● Given instruction:
Pull out every line in the data that has the string "from" in it.

[Figure dataset records]
----------------

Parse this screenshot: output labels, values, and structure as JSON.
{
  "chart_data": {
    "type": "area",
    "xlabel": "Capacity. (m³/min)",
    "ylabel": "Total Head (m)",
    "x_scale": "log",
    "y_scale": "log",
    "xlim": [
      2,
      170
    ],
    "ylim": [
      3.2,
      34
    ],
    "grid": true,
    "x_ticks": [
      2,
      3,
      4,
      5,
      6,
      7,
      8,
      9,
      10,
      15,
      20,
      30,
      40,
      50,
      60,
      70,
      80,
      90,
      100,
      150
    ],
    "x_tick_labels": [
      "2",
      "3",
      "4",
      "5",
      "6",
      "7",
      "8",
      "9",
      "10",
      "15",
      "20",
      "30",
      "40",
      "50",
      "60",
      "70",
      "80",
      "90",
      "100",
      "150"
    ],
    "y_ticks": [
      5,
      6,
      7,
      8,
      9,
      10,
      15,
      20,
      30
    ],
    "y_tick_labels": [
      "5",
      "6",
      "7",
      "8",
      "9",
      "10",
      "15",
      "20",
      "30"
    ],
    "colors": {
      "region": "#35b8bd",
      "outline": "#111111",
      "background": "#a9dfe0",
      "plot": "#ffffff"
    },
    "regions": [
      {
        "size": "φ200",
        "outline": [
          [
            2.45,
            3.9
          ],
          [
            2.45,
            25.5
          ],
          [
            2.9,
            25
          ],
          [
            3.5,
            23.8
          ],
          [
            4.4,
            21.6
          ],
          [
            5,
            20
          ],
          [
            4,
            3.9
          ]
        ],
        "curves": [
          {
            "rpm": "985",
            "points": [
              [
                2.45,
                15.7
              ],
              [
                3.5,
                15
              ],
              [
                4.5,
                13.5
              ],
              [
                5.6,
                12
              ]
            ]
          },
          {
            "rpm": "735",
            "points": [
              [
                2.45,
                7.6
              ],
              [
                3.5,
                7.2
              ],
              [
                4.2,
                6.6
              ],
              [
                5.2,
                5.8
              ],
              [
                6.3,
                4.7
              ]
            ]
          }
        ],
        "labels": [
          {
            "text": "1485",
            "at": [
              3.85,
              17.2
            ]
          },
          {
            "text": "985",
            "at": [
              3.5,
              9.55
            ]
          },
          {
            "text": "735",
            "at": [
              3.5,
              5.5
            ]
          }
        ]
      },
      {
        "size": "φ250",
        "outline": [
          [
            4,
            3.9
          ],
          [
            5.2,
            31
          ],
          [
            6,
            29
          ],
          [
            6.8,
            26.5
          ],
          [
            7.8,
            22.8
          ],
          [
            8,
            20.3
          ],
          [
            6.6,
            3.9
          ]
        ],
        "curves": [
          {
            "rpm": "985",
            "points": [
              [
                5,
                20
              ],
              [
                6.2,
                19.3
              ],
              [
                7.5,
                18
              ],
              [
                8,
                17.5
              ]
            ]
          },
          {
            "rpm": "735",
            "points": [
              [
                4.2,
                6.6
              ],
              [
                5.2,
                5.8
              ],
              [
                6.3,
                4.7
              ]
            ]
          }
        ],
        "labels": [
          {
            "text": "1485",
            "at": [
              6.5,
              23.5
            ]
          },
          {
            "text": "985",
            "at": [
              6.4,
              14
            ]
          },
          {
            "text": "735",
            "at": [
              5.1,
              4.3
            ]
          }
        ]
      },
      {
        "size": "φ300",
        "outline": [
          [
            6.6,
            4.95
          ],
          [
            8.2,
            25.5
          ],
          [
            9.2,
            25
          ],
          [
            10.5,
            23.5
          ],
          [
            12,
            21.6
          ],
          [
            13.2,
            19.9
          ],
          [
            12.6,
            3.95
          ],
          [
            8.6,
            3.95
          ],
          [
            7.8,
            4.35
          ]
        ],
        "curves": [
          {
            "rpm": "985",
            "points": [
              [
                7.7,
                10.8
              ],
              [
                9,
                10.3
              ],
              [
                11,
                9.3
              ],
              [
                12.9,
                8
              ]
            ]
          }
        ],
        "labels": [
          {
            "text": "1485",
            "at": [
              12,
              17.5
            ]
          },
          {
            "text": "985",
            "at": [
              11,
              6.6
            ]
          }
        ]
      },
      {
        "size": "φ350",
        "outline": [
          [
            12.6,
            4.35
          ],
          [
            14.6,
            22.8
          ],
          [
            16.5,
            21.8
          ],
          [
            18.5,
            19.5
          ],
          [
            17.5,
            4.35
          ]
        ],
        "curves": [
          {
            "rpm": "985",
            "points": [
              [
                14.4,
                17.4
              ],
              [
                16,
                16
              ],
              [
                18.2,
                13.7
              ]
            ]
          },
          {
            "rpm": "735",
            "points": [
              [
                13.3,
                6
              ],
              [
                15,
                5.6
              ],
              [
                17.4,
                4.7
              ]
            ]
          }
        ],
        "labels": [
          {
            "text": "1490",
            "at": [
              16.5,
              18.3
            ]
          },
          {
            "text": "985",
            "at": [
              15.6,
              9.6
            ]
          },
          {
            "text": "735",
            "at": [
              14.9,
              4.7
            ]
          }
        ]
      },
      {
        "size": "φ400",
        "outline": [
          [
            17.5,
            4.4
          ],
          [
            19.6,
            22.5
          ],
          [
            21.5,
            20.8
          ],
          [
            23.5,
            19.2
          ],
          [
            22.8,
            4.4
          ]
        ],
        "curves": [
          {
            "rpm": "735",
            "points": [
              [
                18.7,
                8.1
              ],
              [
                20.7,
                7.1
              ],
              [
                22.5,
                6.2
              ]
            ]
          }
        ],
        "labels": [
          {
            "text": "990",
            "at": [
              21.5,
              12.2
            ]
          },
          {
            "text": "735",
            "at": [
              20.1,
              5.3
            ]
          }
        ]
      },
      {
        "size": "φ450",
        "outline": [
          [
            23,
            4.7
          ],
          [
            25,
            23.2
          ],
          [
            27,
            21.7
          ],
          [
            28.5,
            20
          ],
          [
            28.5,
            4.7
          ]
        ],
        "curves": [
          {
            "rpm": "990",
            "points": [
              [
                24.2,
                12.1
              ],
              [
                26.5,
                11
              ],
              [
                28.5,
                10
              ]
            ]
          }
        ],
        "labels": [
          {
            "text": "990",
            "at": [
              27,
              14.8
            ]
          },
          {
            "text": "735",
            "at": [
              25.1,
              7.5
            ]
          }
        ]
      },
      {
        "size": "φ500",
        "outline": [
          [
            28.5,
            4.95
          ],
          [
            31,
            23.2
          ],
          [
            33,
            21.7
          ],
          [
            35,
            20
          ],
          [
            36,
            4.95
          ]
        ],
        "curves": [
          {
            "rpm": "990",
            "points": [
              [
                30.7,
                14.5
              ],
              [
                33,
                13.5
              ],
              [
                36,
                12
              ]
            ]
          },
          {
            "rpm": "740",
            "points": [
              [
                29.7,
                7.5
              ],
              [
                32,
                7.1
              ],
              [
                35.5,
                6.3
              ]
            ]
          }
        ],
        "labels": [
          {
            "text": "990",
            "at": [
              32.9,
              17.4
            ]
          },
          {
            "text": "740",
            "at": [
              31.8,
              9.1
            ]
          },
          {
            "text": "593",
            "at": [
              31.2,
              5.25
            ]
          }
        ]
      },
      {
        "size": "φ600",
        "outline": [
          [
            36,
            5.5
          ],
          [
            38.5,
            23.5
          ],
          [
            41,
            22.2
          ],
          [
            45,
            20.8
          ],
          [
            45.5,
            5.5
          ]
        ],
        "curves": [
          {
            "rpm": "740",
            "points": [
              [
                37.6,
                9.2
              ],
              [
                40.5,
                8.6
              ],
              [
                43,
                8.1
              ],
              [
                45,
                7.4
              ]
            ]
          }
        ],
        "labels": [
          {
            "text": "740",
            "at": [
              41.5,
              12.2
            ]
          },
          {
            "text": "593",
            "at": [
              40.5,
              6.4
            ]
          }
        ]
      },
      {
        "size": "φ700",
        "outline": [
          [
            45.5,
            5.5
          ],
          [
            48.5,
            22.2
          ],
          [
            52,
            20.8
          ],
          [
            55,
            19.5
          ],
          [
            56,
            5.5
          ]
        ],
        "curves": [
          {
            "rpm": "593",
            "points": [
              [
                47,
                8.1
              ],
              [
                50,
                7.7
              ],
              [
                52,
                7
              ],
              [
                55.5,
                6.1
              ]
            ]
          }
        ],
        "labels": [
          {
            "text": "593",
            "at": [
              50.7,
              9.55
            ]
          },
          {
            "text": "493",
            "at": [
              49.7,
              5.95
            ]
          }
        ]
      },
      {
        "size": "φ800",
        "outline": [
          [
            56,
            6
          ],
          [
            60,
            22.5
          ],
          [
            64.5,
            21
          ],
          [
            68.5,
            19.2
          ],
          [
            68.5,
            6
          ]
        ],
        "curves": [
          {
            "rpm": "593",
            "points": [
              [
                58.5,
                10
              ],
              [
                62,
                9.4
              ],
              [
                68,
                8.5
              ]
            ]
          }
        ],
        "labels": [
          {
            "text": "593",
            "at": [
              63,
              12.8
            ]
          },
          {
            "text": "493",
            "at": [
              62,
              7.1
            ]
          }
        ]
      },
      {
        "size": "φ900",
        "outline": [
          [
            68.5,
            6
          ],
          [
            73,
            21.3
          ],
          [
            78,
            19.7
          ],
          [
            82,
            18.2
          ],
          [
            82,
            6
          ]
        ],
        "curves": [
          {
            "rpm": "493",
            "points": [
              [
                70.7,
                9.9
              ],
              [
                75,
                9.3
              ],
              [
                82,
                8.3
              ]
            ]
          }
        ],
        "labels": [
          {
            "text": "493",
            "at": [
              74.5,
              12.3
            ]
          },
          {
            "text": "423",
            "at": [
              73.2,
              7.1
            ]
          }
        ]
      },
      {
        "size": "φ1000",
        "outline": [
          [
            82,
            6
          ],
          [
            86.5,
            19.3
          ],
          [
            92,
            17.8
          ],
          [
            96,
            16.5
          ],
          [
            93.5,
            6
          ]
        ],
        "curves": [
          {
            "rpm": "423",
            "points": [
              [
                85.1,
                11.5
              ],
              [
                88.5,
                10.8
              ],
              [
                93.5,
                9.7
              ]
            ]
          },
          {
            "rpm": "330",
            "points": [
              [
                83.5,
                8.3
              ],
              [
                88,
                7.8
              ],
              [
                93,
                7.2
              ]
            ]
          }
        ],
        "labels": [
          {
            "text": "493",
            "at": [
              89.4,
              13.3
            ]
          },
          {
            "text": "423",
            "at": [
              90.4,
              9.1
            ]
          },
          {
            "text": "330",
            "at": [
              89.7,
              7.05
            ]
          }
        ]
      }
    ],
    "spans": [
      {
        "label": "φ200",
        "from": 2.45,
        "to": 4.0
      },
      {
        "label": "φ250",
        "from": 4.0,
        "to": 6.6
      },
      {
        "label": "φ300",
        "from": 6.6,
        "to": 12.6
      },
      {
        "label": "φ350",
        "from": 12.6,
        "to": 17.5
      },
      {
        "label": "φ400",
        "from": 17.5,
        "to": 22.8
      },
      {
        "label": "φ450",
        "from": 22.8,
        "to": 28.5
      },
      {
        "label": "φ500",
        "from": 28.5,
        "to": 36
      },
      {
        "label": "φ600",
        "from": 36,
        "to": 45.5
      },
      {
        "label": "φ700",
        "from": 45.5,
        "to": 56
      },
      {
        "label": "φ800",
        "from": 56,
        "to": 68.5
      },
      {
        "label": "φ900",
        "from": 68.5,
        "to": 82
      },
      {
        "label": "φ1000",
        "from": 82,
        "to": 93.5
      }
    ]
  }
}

----------------

● The result:
        "from": 2.45,
        "from": 4.0,
        "from": 6.6,
        "from": 12.6,
        "from": 17.5,
        "from": 22.8,
        "from": 28.5,
        "from": 36,
        "from": 45.5,
        "from": 56,
        "from": 68.5,
        "from": 82,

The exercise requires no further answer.